─── Information given ───

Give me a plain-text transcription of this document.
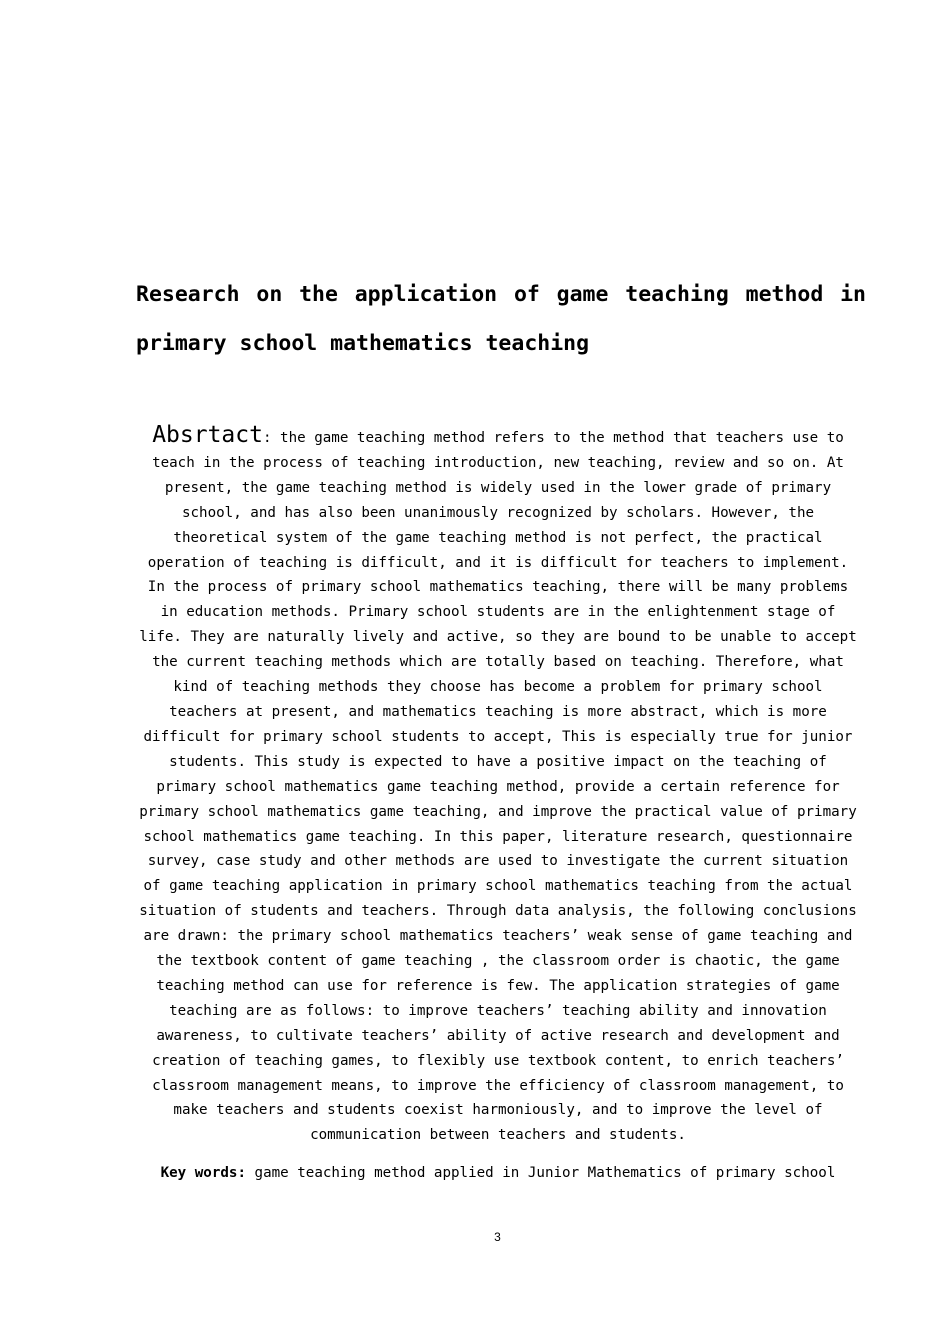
Research on the application of game teaching method in primary school mathematics teaching

Absrtact: the game teaching method refers to the method that teachers use to teach in the process of teaching introduction, new teaching, review and so on. At present, the game teaching method is widely used in the lower grade of primary school, and has also been unanimously recognized by scholars. However, the theoretical system of the game teaching method is not perfect, the practical operation of teaching is difficult, and it is difficult for teachers to implement. In the process of primary school mathematics teaching, there will be many problems in education methods. Primary school students are in the enlightenment stage of life. They are naturally lively and active, so they are bound to be unable to accept the current teaching methods which are totally based on teaching. Therefore, what kind of teaching methods they choose has become a problem for primary school teachers at present, and mathematics teaching is more abstract, which is more difficult for primary school students to accept, This is especially true for junior students. This study is expected to have a positive impact on the teaching of primary school mathematics game teaching method, provide a certain reference for primary school mathematics game teaching, and improve the practical value of primary school mathematics game teaching. In this paper, literature research, questionnaire survey, case study and other methods are used to investigate the current situation of game teaching application in primary school mathematics teaching from the actual situation of students and teachers. Through data analysis, the following conclusions are drawn: the primary school mathematics teachers’ weak sense of game teaching and the textbook content of game teaching , the classroom order is chaotic, the game teaching method can use for reference is few. The application strategies of game teaching are as follows: to improve teachers’ teaching ability and innovation awareness, to cultivate teachers’ ability of active research and development and creation of teaching games, to flexibly use textbook content, to enrich teachers’ classroom management means, to improve the efficiency of classroom management, to make teachers and students coexist harmoniously, and to improve the level of communication between teachers and students.

Key words: game teaching method applied in Junior Mathematics of primary school

3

───

__Problem statement__
The records shown above are to be repeated exactly, with the pictures left out.

__Reply to the exercise__
Give me a plain-text transcription of this document.
Research on the application of game teaching method in primary school mathematics teaching

Absrtact: the game teaching method refers to the method that teachers use to teach in the process of teaching introduction, new teaching, review and so on. At present, the game teaching method is widely used in the lower grade of primary school, and has also been unanimously recognized by scholars. However, the theoretical system of the game teaching method is not perfect, the practical operation of teaching is difficult, and it is difficult for teachers to implement. In the process of primary school mathematics teaching, there will be many problems in education methods. Primary school students are in the enlightenment stage of life. They are naturally lively and active, so they are bound to be unable to accept the current teaching methods which are totally based on teaching. Therefore, what kind of teaching methods they choose has become a problem for primary school teachers at present, and mathematics teaching is more abstract, which is more difficult for primary school students to accept, This is especially true for junior students. This study is expected to have a positive impact on the teaching of primary school mathematics game teaching method, provide a certain reference for primary school mathematics game teaching, and improve the practical value of primary school mathematics game teaching. In this paper, literature research, questionnaire survey, case study and other methods are used to investigate the current situation of game teaching application in primary school mathematics teaching from the actual situation of students and teachers. Through data analysis, the following conclusions are drawn: the primary school mathematics teachers’ weak sense of game teaching and the textbook content of game teaching , the classroom order is chaotic, the game teaching method can use for reference is few. The application strategies of game teaching are as follows: to improve teachers’ teaching ability and innovation awareness, to cultivate teachers’ ability of active research and development and creation of teaching games, to flexibly use textbook content, to enrich teachers’ classroom management means, to improve the efficiency of classroom management, to make teachers and students coexist harmoniously, and to improve the level of communication between teachers and students.

Key words: game teaching method applied in Junior Mathematics of primary school

3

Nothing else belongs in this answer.